What you should do: Return only the number of lines holding the word "with".

Records from a collection:
-=-=-

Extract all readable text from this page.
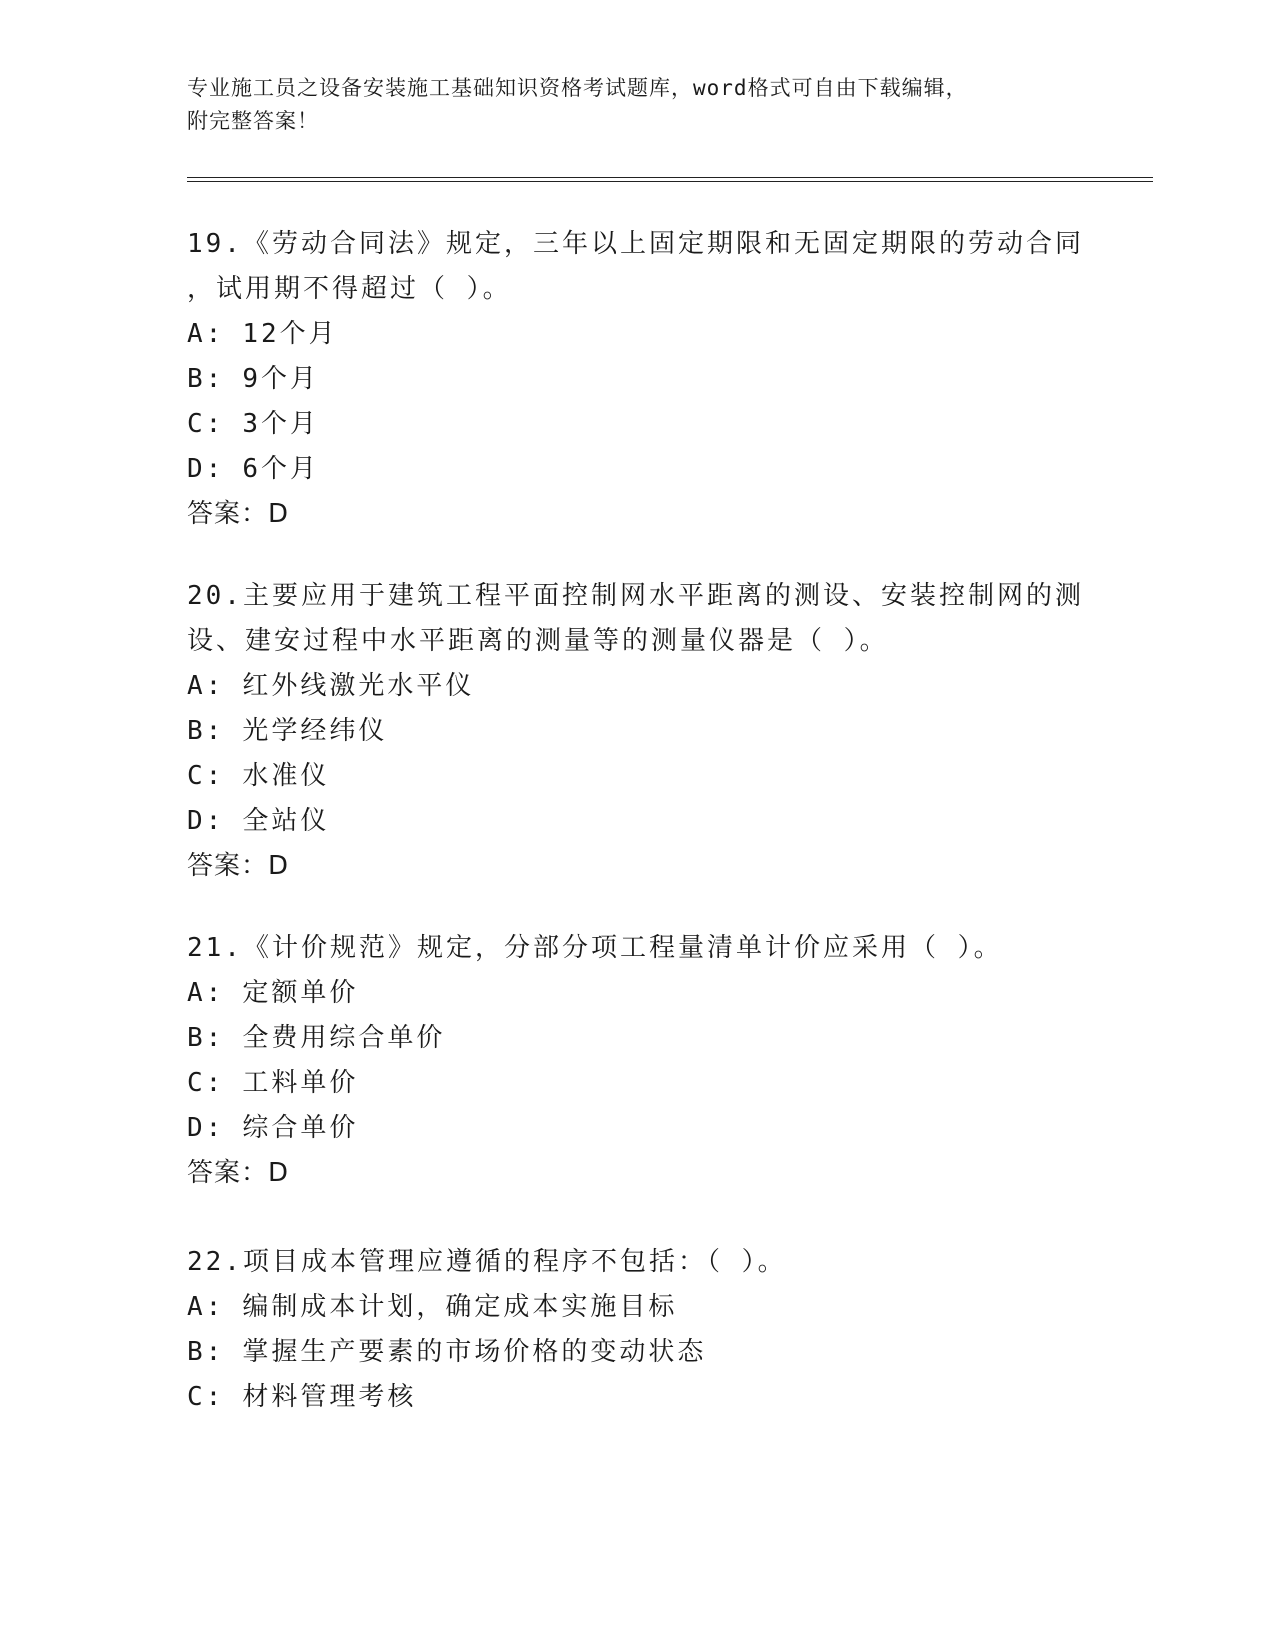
专业施工员之设备安装施工基础知识资格考试题库，word格式可自由下载编辑，
附完整答案！
19.《劳动合同法》规定，三年以上固定期限和无固定期限的劳动合同
，试用期不得超过（ ）。
A: 12个月
B: 9个月
C: 3个月
D: 6个月
答案：D
20.主要应用于建筑工程平面控制网水平距离的测设、安装控制网的测
设、建安过程中水平距离的测量等的测量仪器是（ ）。
A: 红外线激光水平仪
B: 光学经纬仪
C: 水准仪
D: 全站仪
答案：D
21.《计价规范》规定，分部分项工程量清单计价应采用（ ）。
A: 定额单价
B: 全费用综合单价
C: 工料单价
D: 综合单价
答案：D
22.项目成本管理应遵循的程序不包括：（ ）。
A: 编制成本计划，确定成本实施目标
B: 掌握生产要素的市场价格的变动状态
C: 材料管理考核
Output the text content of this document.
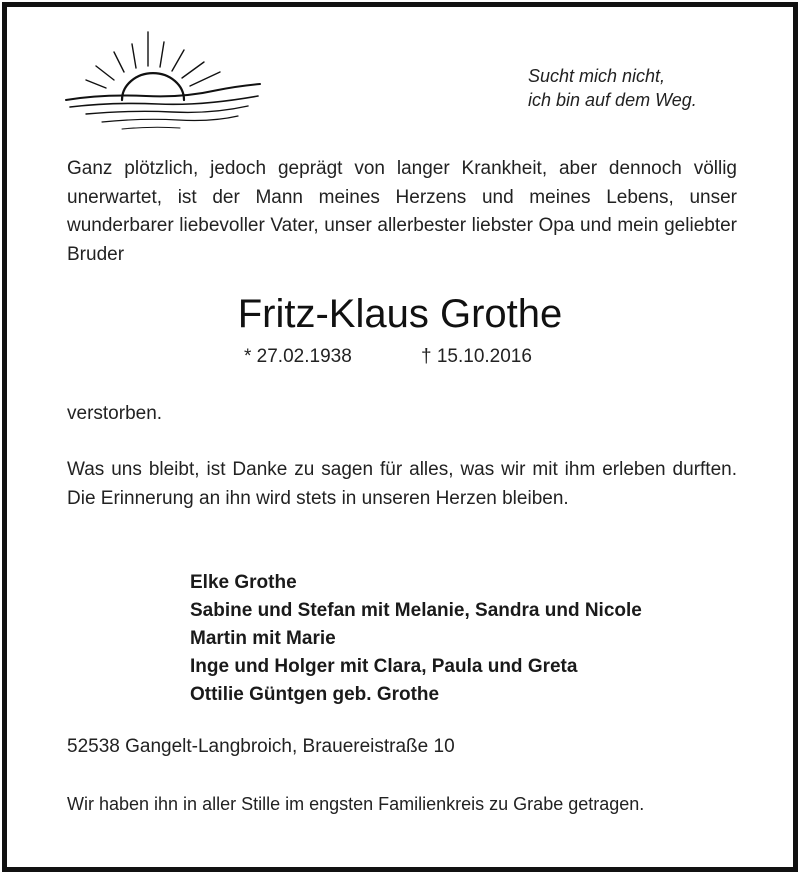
Sucht mich nicht,
ich bin auf dem Weg.

Ganz plötzlich, jedoch geprägt von langer Krankheit, aber dennoch völlig unerwartet, ist der Mann meines Herzens und meines Lebens, unser wunderbarer liebevoller Vater, unser allerbester liebster Opa und mein geliebter Bruder

Fritz-Klaus Grothe
* 27.02.1938	† 15.10.2016
verstorben.

Was uns bleibt, ist Danke zu sagen für alles, was wir mit ihm erleben durften. Die Erinnerung an ihn wird stets in unseren Herzen bleiben.

Elke Grothe
Sabine und Stefan mit Melanie, Sandra und Nicole
Martin mit Marie
Inge und Holger mit Clara, Paula und Greta
Ottilie Güntgen geb. Grothe
52538 Gangelt-Langbroich, Brauereistraße 10
Wir haben ihn in aller Stille im engsten Familienkreis zu Grabe getragen.
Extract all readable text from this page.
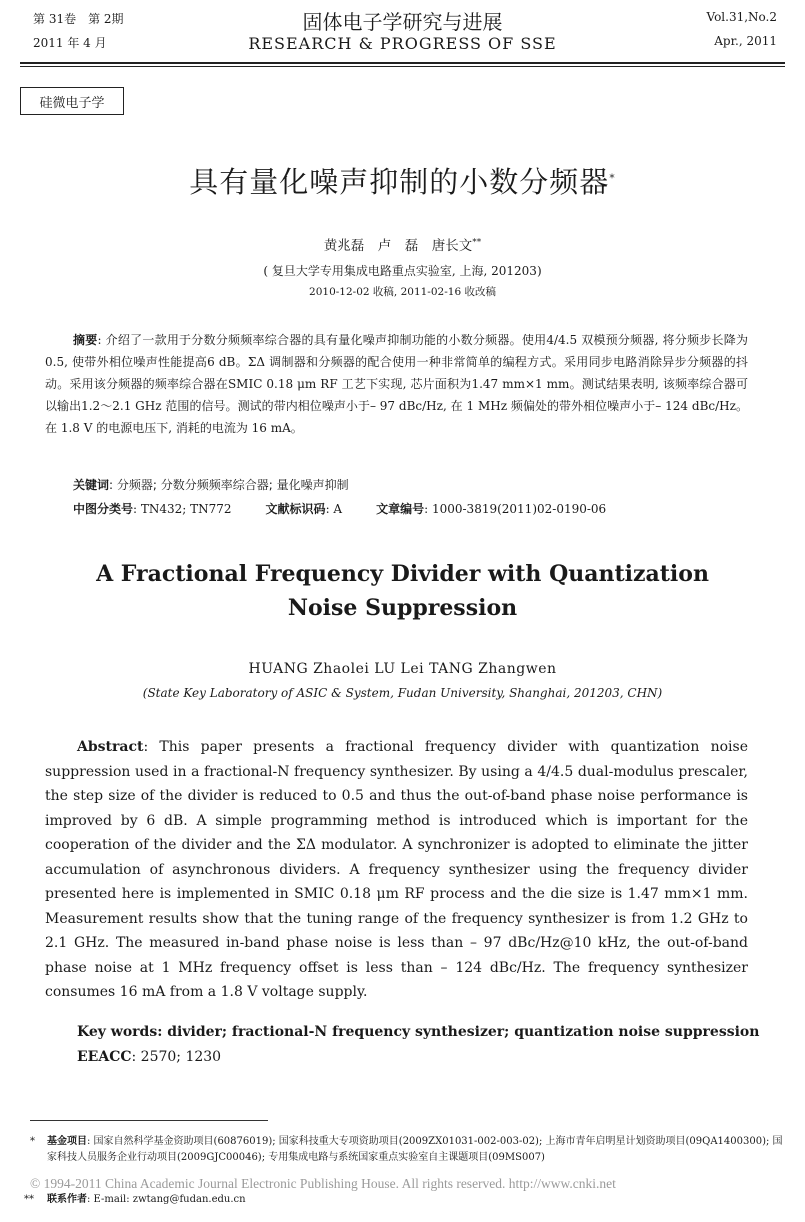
第 31卷　第 2期
2011 年 4 月
固体电子学研究与进展
RESEARCH & PROGRESS OF SSE
Vol.31,No.2
Apr., 2011
硅微电子学
具有量化噪声抑制的小数分频器*
黄兆磊　卢　磊　唐长文**
( 复旦大学专用集成电路重点实验室, 上海, 201203)
2010-12-02 收稿, 2011-02-16 收改稿
摘要: 介绍了一款用于分数分频频率综合器的具有量化噪声抑制功能的小数分频器。使用4/4.5 双模预分频器, 将分频步长降为 0.5, 使带外相位噪声性能提高6 dB。ΣΔ 调制器和分频器的配合使用一种非常简单的编程方式。采用同步电路消除异步分频器的抖动。采用该分频器的频率综合器在SMIC 0.18 μm RF 工艺下实现, 芯片面积为1.47 mm×1 mm。测试结果表明, 该频率综合器可以输出1.2～2.1 GHz 范围的信号。测试的带内相位噪声小于– 97 dBc/Hz, 在 1 MHz 频偏处的带外相位噪声小于– 124 dBc/Hz。在 1.8 V 的电源电压下, 消耗的电流为 16 mA。
关键词: 分频器; 分数分频频率综合器; 量化噪声抑制
中图分类号: TN432; TN772	文献标识码: A	文章编号: 1000-3819(2011)02-0190-06
A Fractional Frequency Divider with Quantization
Noise Suppression
HUANG Zhaolei LU Lei TANG Zhangwen
(State Key Laboratory of ASIC & System, Fudan University, Shanghai, 201203, CHN)
Abstract: This paper presents a fractional frequency divider with quantization noise suppression used in a fractional-N frequency synthesizer. By using a 4/4.5 dual-modulus prescaler, the step size of the divider is reduced to 0.5 and thus the out-of-band phase noise performance is improved by 6 dB. A simple programming method is introduced which is important for the cooperation of the divider and the ΣΔ modulator. A synchronizer is adopted to eliminate the jitter accumulation of asynchronous dividers. A frequency synthesizer using the frequency divider presented here is implemented in SMIC 0.18 μm RF process and the die size is 1.47 mm×1 mm. Measurement results show that the tuning range of the frequency synthesizer is from 1.2 GHz to 2.1 GHz. The measured in-band phase noise is less than – 97 dBc/Hz@10 kHz, the out-of-band phase noise at 1 MHz frequency offset is less than – 124 dBc/Hz. The frequency synthesizer consumes 16 mA from a 1.8 V voltage supply.
Key words: divider; fractional-N frequency synthesizer; quantization noise suppression
EEACC: 2570; 1230
* 基金项目: 国家自然科学基金资助项目(60876019); 国家科技重大专项资助项目(2009ZX01031-002-003-02); 上海市青年启明星计划资助项目(09QA1400300); 国家科技人员服务企业行动项目(2009GJC00046); 专用集成电路与系统国家重点实验室自主课题项目(09MS007)
** 联系作者: E-mail: zwtang@fudan.edu.cn
© 1994-2011 China Academic Journal Electronic Publishing House. All rights reserved. http://www.cnki.net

-=-=-

Answer: 2